Extracted data: Begin
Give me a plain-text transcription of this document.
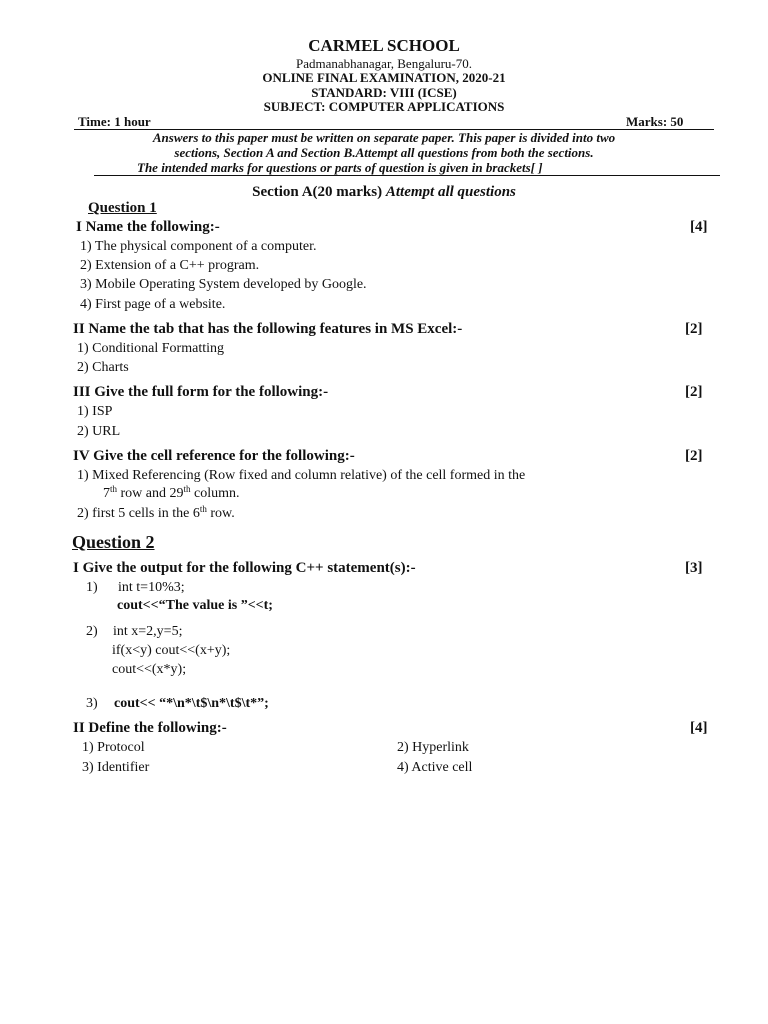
CARMEL SCHOOL
Padmanabhanagar, Bengaluru-70.
ONLINE FINAL EXAMINATION, 2020-21
STANDARD: VIII (ICSE)
SUBJECT: COMPUTER APPLICATIONS
Time: 1 hour	Marks: 50
Answers to this paper must be written on separate paper. This paper is divided into two
sections, Section A and Section B.Attempt all questions from both the sections.
The intended marks for questions or parts of question is given in brackets[ ]
Section A(20 marks) Attempt all questions
Question 1
I Name the following:-	[4]
1) The physical component of a computer.
2) Extension of a C++ program.
3) Mobile Operating System developed by Google.
4) First page of a website.
II Name the tab that has the following features in MS Excel:-	[2]
1) Conditional Formatting
2) Charts
III Give the full form for the following:-	[2]
1) ISP
2) URL
IV Give the cell reference for the following:-	[2]
1) Mixed Referencing (Row fixed and column relative) of the cell formed in the
7th row and 29th column.
2) first 5 cells in the 6th row.
Question 2
I Give the output for the following C++ statement(s):-	[3]
1) int t=10%3;
cout<<“The value is ”<<t;
2) int x=2,y=5;
if(x<y) cout<<(x+y);
cout<<(x*y);
3) cout<< “*\n*\t$\n*\t$\t*”;
II Define the following:-	[4]
1) Protocol	2) Hyperlink
3) Identifier	4) Active cell
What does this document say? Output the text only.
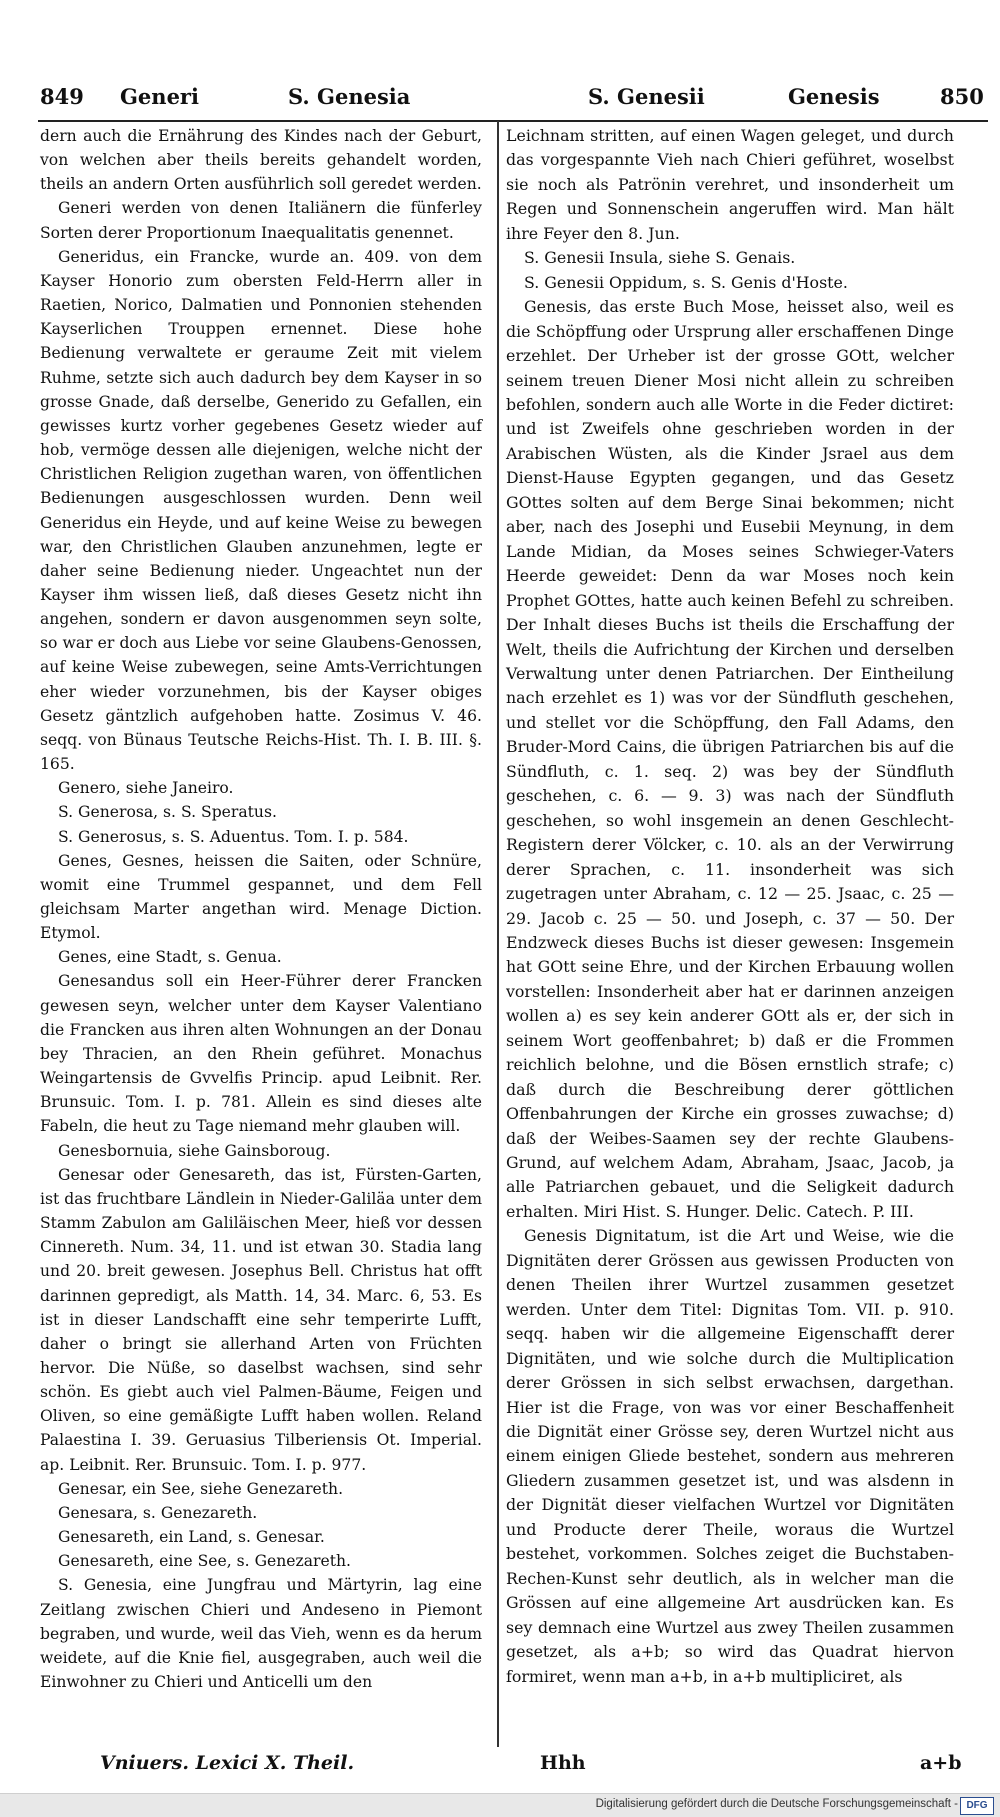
849 Generi	S. Genesia	S. Genesii	Genesis	850

dern auch die Ernährung des Kindes nach der Geburt, von welchen aber theils bereits gehandelt worden, theils an andern Orten ausführlich soll geredet werden.

Generi werden von denen Italiänern die fünferley Sorten derer Proportionum Inaequalitatis genennet.

Generidus, ein Francke, wurde an. 409. von dem Kayser Honorio zum obersten Feld-Herrn aller in Raetien, Norico, Dalmatien und Ponnonien stehenden Kayserlichen Trouppen ernennet. Diese hohe Bedienung verwaltete er geraume Zeit mit vielem Ruhme, setzte sich auch dadurch bey dem Kayser in so grosse Gnade, daß derselbe, Generido zu Gefallen, ein gewisses kurtz vorher gegebenes Gesetz wieder auf hob, vermöge dessen alle diejenigen, welche nicht der Christlichen Religion zugethan waren, von öffentlichen Bedienungen ausgeschlossen wurden. Denn weil Generidus ein Heyde, und auf keine Weise zu bewegen war, den Christlichen Glauben anzunehmen, legte er daher seine Bedienung nieder. Ungeachtet nun der Kayser ihm wissen ließ, daß dieses Gesetz nicht ihn angehen, sondern er davon ausgenommen seyn solte, so war er doch aus Liebe vor seine Glaubens-Genossen, auf keine Weise zubewegen, seine Amts-Verrichtungen eher wieder vorzunehmen, bis der Kayser obiges Gesetz gäntzlich aufgehoben hatte. Zosimus V. 46. seqq. von Bünaus Teutsche Reichs-Hist. Th. I. B. III. §. 165.

Genero, siehe Janeiro.

S. Generosa, s. S. Speratus.

S. Generosus, s. S. Aduentus. Tom. I. p. 584.

Genes, Gesnes, heissen die Saiten, oder Schnüre, womit eine Trummel gespannet, und dem Fell gleichsam Marter angethan wird. Menage Diction. Etymol.

Genes, eine Stadt, s. Genua.

Genesandus soll ein Heer-Führer derer Francken gewesen seyn, welcher unter dem Kayser Valentiano die Francken aus ihren alten Wohnungen an der Donau bey Thracien, an den Rhein geführet. Monachus Weingartensis de Gvvelfis Princip. apud Leibnit. Rer. Brunsuic. Tom. I. p. 781. Allein es sind dieses alte Fabeln, die heut zu Tage niemand mehr glauben will.

Genesbornuia, siehe Gainsboroug.

Genesar oder Genesareth, das ist, Fürsten-Garten, ist das fruchtbare Ländlein in Nieder-Galiläa unter dem Stamm Zabulon am Galiläischen Meer, hieß vor dessen Cinnereth. Num. 34, 11. und ist etwan 30. Stadia lang und 20. breit gewesen. Josephus Bell. Christus hat offt darinnen gepredigt, als Matth. 14, 34. Marc. 6, 53. Es ist in dieser Landschafft eine sehr temperirte Lufft, daher o bringt sie allerhand Arten von Früchten hervor. Die Nüße, so daselbst wachsen, sind sehr schön. Es giebt auch viel Palmen-Bäume, Feigen und Oliven, so eine gemäßigte Lufft haben wollen. Reland Palaestina I. 39. Geruasius Tilberiensis Ot. Imperial. ap. Leibnit. Rer. Brunsuic. Tom. I. p. 977.

Genesar, ein See, siehe Genezareth.

Genesara, s. Genezareth.

Genesareth, ein Land, s. Genesar.

Genesareth, eine See, s. Genezareth.

S. Genesia, eine Jungfrau und Märtyrin, lag eine Zeitlang zwischen Chieri und Andeseno in Piemont begraben, und wurde, weil das Vieh, wenn es da herum weidete, auf die Knie fiel, ausgegraben, auch weil die Einwohner zu Chieri und Anticelli um den

Leichnam stritten, auf einen Wagen geleget, und durch das vorgespannte Vieh nach Chieri geführet, woselbst sie noch als Patrönin verehret, und insonderheit um Regen und Sonnenschein angeruffen wird. Man hält ihre Feyer den 8. Jun.

S. Genesii Insula, siehe S. Genais.

S. Genesii Oppidum, s. S. Genis d'Hoste.

Genesis, das erste Buch Mose, heisset also, weil es die Schöpffung oder Ursprung aller erschaffenen Dinge erzehlet. Der Urheber ist der grosse GOtt, welcher seinem treuen Diener Mosi nicht allein zu schreiben befohlen, sondern auch alle Worte in die Feder dictiret: und ist Zweifels ohne geschrieben worden in der Arabischen Wüsten, als die Kinder Jsrael aus dem Dienst-Hause Egypten gegangen, und das Gesetz GOttes solten auf dem Berge Sinai bekommen; nicht aber, nach des Josephi und Eusebii Meynung, in dem Lande Midian, da Moses seines Schwieger-Vaters Heerde geweidet: Denn da war Moses noch kein Prophet GOttes, hatte auch keinen Befehl zu schreiben. Der Inhalt dieses Buchs ist theils die Erschaffung der Welt, theils die Aufrichtung der Kirchen und derselben Verwaltung unter denen Patriarchen. Der Eintheilung nach erzehlet es 1) was vor der Sündfluth geschehen, und stellet vor die Schöpffung, den Fall Adams, den Bruder-Mord Cains, die übrigen Patriarchen bis auf die Sündfluth, c. 1. seq. 2) was bey der Sündfluth geschehen, c. 6. — 9. 3) was nach der Sündfluth geschehen, so wohl insgemein an denen Geschlecht-Registern derer Völcker, c. 10. als an der Verwirrung derer Sprachen, c. 11. insonderheit was sich zugetragen unter Abraham, c. 12 — 25. Jsaac, c. 25 — 29. Jacob c. 25 — 50. und Joseph, c. 37 — 50. Der Endzweck dieses Buchs ist dieser gewesen: Insgemein hat GOtt seine Ehre, und der Kirchen Erbauung wollen vorstellen: Insonderheit aber hat er darinnen anzeigen wollen a) es sey kein anderer GOtt als er, der sich in seinem Wort geoffenbahret; b) daß er die Frommen reichlich belohne, und die Bösen ernstlich strafe; c) daß durch die Beschreibung derer göttlichen Offenbahrungen der Kirche ein grosses zuwachse; d) daß der Weibes-Saamen sey der rechte Glaubens-Grund, auf welchem Adam, Abraham, Jsaac, Jacob, ja alle Patriarchen gebauet, und die Seligkeit dadurch erhalten. Miri Hist. S. Hunger. Delic. Catech. P. III.

Genesis Dignitatum, ist die Art und Weise, wie die Dignitäten derer Grössen aus gewissen Producten von denen Theilen ihrer Wurtzel zusammen gesetzet werden. Unter dem Titel: Dignitas Tom. VII. p. 910. seqq. haben wir die allgemeine Eigenschafft derer Dignitäten, und wie solche durch die Multiplication derer Grössen in sich selbst erwachsen, dargethan. Hier ist die Frage, von was vor einer Beschaffenheit die Dignität einer Grösse sey, deren Wurtzel nicht aus einem einigen Gliede bestehet, sondern aus mehreren Gliedern zusammen gesetzet ist, und was alsdenn in der Dignität dieser vielfachen Wurtzel vor Dignitäten und Producte derer Theile, woraus die Wurtzel bestehet, vorkommen. Solches zeiget die Buchstaben-Rechen-Kunst sehr deutlich, als in welcher man die Grössen auf eine allgemeine Art ausdrücken kan. Es sey demnach eine Wurtzel aus zwey Theilen zusammen gesetzet, als a+b; so wird das Quadrat hiervon formiret, wenn man a+b, in a+b multipliciret, als

Vniuers. Lexici X. Theil.	Hhh	a+b
Digitalisierung gefördert durch die Deutsche Forschungsgemeinschaft - DFG
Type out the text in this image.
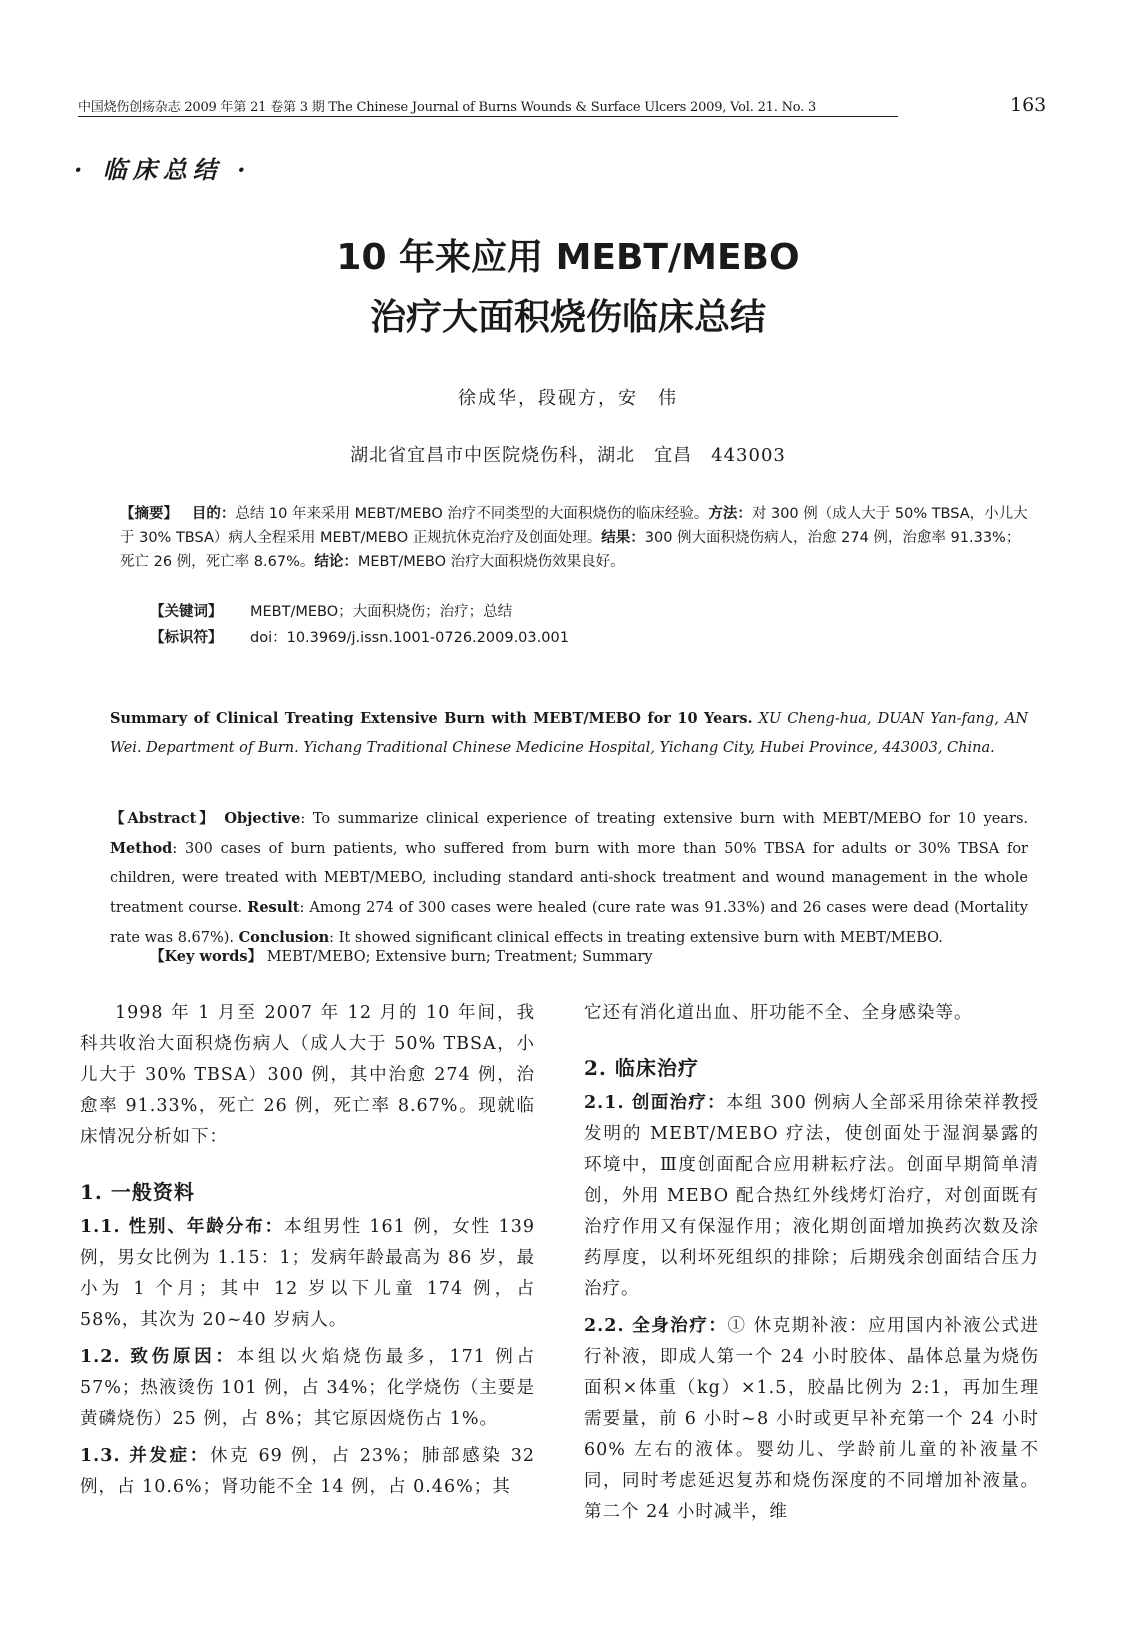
中国烧伤创疡杂志 2009 年第 21 卷第 3 期 The Chinese Journal of Burns Wounds & Surface Ulcers 2009, Vol. 21. No. 3	163
· 临床总结 ·
10 年来应用 MEBT/MEBO
治疗大面积烧伤临床总结
徐成华，段砚方，安　伟
湖北省宜昌市中医院烧伤科，湖北　宜昌　443003
【摘要】 目的：总结 10 年来采用 MEBT/MEBO 治疗不同类型的大面积烧伤的临床经验。方法：对 300 例（成人大于 50% TBSA，小儿大于 30% TBSA）病人全程采用 MEBT/MEBO 正规抗休克治疗及创面处理。结果：300 例大面积烧伤病人，治愈 274 例，治愈率 91.33%；死亡 26 例，死亡率 8.67%。结论：MEBT/MEBO 治疗大面积烧伤效果良好。
【关键词】 MEBT/MEBO；大面积烧伤；治疗；总结
【标识符】 doi：10.3969/j.issn.1001-0726.2009.03.001
Summary of Clinical Treating Extensive Burn with MEBT/MEBO for 10 Years. XU Cheng-hua, DUAN Yan-fang, AN Wei. Department of Burn. Yichang Traditional Chinese Medicine Hospital, Yichang City, Hubei Province, 443003, China.
【Abstract】 Objective: To summarize clinical experience of treating extensive burn with MEBT/MEBO for 10 years. Method: 300 cases of burn patients, who suffered from burn with more than 50% TBSA for adults or 30% TBSA for children, were treated with MEBT/MEBO, including standard anti-shock treatment and wound management in the whole treatment course. Result: Among 274 of 300 cases were healed (cure rate was 91.33%) and 26 cases were dead (Mortality rate was 8.67%). Conclusion: It showed significant clinical effects in treating extensive burn with MEBT/MEBO.
【Key words】 MEBT/MEBO; Extensive burn; Treatment; Summary

1998 年 1 月至 2007 年 12 月的 10 年间，我科共收治大面积烧伤病人（成人大于 50% TBSA，小儿大于 30% TBSA）300 例，其中治愈 274 例，治愈率 91.33%，死亡 26 例，死亡率 8.67%。现就临床情况分析如下：

1. 一般资料

1.1. 性别、年龄分布：本组男性 161 例，女性 139 例，男女比例为 1.15：1；发病年龄最高为 86 岁，最小为 1 个月；其中 12 岁以下儿童 174 例，占 58%，其次为 20~40 岁病人。

1.2. 致伤原因：本组以火焰烧伤最多，171 例占 57%；热液烫伤 101 例，占 34%；化学烧伤（主要是黄磷烧伤）25 例，占 8%；其它原因烧伤占 1%。

1.3. 并发症：休克 69 例，占 23%；肺部感染 32 例，占 10.6%；肾功能不全 14 例，占 0.46%；其

它还有消化道出血、肝功能不全、全身感染等。

2. 临床治疗

2.1. 创面治疗：本组 300 例病人全部采用徐荣祥教授发明的 MEBT/MEBO 疗法，使创面处于湿润暴露的环境中，Ⅲ度创面配合应用耕耘疗法。创面早期简单清创，外用 MEBO 配合热红外线烤灯治疗，对创面既有治疗作用又有保湿作用；液化期创面增加换药次数及涂药厚度，以利坏死组织的排除；后期残余创面结合压力治疗。

2.2. 全身治疗：① 休克期补液：应用国内补液公式进行补液，即成人第一个 24 小时胶体、晶体总量为烧伤面积×体重（kg）×1.5，胶晶比例为 2:1，再加生理需要量，前 6 小时~8 小时或更早补充第一个 24 小时 60% 左右的液体。婴幼儿、学龄前儿童的补液量不同，同时考虑延迟复苏和烧伤深度的不同增加补液量。第二个 24 小时减半，维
Extracted data: End
→ **Problem to solve**
Which of the lines in the data contain the string "following"? Return each one.

→ **Result**
I Name the following:-	[4]
II Name the tab that has the following features in MS Excel:-	[2]
III Give the full form for the following:-	[2]
IV Give the cell reference for the following:-	[2]
I Give the output for the following C++ statement(s):-	[3]
II Define the following:-	[4]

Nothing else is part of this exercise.